* _What you need to do_: Read the material below. Count the lines containing "Turun" and give that count alone.
##### Given data
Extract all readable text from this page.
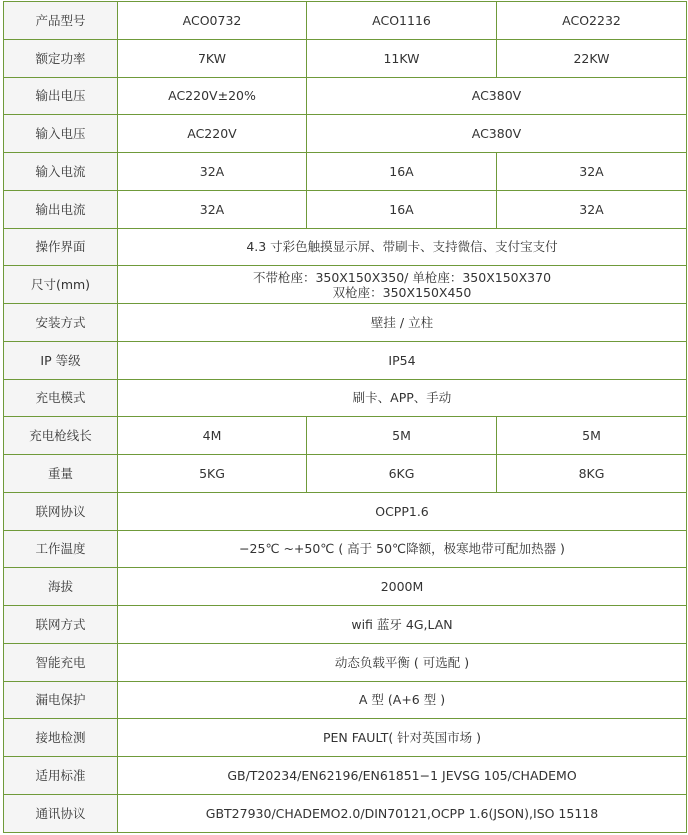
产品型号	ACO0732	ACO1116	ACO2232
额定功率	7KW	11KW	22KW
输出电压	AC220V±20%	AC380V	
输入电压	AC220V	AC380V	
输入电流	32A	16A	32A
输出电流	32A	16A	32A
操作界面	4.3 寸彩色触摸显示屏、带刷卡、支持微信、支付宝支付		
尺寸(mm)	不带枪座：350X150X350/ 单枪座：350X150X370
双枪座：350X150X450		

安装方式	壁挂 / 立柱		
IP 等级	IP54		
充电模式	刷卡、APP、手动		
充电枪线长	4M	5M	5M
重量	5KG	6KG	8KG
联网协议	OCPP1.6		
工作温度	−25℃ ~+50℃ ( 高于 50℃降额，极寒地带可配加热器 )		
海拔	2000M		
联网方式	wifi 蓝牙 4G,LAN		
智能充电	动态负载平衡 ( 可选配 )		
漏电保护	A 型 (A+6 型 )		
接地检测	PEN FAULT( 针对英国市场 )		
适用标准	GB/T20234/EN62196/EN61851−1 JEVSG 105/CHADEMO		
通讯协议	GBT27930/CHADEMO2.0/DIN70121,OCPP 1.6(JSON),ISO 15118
##########
##### Given data
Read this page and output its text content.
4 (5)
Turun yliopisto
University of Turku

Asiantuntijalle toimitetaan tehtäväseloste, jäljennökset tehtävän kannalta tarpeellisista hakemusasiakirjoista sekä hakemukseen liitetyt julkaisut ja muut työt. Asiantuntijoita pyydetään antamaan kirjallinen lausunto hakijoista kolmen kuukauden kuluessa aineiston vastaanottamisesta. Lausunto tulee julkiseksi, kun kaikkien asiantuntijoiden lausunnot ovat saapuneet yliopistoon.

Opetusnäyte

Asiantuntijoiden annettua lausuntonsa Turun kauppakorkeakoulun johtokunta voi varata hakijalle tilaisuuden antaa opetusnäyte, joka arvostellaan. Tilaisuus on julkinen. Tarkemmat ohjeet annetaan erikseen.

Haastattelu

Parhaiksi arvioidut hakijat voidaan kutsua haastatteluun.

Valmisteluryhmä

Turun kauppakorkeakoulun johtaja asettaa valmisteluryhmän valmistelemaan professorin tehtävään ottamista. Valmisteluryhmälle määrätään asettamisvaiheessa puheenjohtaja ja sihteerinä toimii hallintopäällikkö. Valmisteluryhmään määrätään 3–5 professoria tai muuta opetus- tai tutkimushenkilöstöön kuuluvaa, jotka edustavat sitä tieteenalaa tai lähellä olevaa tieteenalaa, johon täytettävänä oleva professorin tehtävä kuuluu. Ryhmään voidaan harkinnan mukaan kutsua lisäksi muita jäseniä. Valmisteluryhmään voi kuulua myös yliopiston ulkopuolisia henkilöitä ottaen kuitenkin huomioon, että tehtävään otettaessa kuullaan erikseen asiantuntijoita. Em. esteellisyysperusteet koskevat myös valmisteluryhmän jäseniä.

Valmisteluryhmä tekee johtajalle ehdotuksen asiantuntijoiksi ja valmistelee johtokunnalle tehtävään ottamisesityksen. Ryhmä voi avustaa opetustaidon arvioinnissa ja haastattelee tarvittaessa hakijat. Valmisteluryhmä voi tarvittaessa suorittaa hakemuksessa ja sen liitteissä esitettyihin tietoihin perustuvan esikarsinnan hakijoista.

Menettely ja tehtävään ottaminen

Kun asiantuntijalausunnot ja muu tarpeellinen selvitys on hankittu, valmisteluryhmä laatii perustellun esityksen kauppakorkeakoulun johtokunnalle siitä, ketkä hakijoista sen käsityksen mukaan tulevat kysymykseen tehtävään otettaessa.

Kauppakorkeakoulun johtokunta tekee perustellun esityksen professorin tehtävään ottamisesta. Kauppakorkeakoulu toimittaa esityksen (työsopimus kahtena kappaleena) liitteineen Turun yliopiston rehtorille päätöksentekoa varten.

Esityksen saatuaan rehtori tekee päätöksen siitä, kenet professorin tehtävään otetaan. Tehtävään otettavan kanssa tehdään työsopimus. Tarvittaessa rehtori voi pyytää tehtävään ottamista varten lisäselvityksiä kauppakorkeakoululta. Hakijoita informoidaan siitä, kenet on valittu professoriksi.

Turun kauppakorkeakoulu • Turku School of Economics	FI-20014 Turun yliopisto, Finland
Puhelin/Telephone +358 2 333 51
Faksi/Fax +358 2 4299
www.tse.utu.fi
##########
##### Given data
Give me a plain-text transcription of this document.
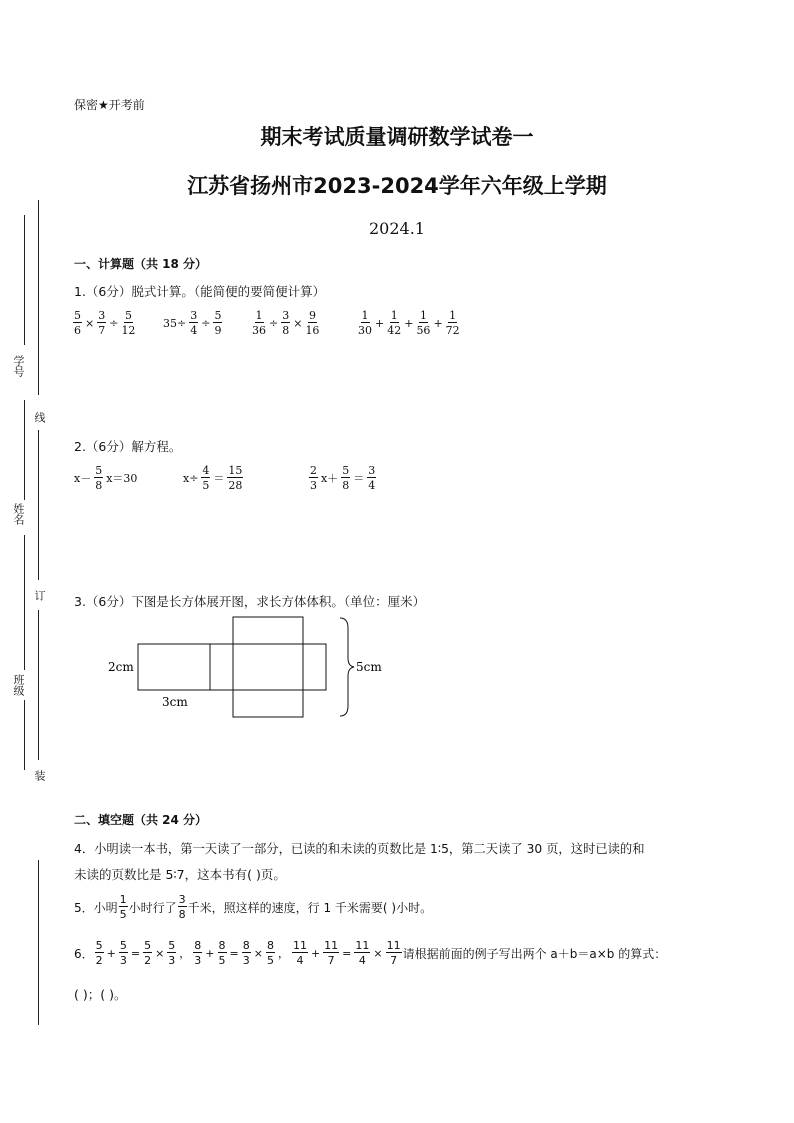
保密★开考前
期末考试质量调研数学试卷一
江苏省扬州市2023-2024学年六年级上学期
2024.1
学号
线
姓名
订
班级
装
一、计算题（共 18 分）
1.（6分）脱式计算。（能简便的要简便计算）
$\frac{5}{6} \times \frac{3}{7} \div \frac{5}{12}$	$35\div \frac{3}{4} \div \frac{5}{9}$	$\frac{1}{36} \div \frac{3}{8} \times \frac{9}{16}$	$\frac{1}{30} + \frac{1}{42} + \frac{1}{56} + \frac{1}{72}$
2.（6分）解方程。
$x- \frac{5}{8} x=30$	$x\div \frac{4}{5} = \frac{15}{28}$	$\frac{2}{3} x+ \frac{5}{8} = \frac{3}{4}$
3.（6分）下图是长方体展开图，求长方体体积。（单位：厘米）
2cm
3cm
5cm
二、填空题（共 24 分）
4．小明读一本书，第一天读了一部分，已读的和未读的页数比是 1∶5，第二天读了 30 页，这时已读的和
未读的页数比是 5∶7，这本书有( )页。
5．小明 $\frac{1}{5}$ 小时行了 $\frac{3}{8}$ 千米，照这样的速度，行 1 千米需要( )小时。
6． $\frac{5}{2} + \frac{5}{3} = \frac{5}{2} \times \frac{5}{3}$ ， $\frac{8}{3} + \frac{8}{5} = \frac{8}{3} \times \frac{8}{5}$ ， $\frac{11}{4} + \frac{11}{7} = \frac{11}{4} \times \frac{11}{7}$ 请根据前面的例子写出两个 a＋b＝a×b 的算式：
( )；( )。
##########
* _Answer below_: 5